◆ To be done:
Find the lines that hold the word "daughter" and return them.

-- Supplied records start --

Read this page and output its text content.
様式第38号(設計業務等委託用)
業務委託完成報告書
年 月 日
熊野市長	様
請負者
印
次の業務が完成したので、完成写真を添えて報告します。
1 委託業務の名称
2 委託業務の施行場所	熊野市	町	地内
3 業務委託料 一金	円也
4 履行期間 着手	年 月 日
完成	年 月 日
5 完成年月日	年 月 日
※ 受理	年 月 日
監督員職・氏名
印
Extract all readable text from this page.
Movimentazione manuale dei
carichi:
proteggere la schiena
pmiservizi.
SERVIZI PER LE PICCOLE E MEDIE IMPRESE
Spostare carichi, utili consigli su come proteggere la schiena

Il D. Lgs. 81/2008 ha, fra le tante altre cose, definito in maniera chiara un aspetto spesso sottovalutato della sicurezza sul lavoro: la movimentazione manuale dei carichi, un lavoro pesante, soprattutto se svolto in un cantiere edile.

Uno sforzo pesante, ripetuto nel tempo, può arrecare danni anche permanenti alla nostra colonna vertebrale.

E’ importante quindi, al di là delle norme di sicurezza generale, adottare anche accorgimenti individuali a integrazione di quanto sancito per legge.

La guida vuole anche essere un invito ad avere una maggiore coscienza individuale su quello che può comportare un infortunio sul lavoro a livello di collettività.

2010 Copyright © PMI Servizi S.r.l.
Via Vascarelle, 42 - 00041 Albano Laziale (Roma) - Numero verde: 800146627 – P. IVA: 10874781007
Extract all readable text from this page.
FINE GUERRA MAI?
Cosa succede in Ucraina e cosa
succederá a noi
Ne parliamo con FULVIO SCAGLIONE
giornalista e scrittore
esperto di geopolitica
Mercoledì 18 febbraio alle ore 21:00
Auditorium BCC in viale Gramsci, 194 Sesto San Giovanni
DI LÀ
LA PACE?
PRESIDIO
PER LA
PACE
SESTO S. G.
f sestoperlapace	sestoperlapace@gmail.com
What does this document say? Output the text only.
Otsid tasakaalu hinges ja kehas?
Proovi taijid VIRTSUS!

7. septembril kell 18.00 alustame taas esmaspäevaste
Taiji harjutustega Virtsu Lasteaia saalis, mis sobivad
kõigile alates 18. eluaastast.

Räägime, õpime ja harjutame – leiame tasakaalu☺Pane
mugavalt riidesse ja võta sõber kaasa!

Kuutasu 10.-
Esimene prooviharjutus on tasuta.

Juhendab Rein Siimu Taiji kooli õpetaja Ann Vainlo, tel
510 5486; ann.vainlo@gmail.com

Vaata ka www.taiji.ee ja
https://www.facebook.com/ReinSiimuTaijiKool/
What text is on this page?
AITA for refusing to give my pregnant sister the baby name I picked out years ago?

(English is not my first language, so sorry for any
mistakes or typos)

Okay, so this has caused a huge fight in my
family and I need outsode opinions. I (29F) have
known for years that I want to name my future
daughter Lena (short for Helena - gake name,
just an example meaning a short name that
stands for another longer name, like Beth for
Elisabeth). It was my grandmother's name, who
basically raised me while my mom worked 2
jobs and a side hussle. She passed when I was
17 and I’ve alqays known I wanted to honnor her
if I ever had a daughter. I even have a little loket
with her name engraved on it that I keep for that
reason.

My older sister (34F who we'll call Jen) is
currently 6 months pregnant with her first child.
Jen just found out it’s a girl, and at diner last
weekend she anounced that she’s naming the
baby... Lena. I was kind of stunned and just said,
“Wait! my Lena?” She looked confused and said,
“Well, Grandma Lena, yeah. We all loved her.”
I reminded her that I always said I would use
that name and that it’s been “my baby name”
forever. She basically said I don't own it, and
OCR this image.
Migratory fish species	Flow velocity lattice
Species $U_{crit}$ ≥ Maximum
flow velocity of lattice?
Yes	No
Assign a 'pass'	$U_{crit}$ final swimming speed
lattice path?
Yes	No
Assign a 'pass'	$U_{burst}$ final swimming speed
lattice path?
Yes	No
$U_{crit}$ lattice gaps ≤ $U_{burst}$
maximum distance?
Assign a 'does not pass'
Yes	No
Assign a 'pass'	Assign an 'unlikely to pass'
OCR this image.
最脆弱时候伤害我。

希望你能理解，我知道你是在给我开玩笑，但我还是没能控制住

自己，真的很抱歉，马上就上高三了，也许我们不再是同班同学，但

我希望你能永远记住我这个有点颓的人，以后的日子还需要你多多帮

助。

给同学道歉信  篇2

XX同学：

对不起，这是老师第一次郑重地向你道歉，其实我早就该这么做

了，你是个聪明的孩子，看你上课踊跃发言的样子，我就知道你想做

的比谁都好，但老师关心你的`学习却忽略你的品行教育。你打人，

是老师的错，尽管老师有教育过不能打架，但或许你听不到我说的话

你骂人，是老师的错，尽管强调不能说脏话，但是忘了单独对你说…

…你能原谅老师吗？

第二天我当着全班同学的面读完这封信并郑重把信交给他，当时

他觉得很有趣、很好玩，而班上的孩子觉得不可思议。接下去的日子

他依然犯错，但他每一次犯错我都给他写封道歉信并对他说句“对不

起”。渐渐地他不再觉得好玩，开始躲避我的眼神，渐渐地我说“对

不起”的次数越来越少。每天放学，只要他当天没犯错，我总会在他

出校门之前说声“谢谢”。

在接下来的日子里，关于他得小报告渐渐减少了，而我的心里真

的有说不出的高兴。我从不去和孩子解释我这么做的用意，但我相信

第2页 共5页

-- Supplied records end --

◆ Solution to the exercise:
daughter Lena (short for Helena - gake name,
if I ever had a daughter. I even have a little loket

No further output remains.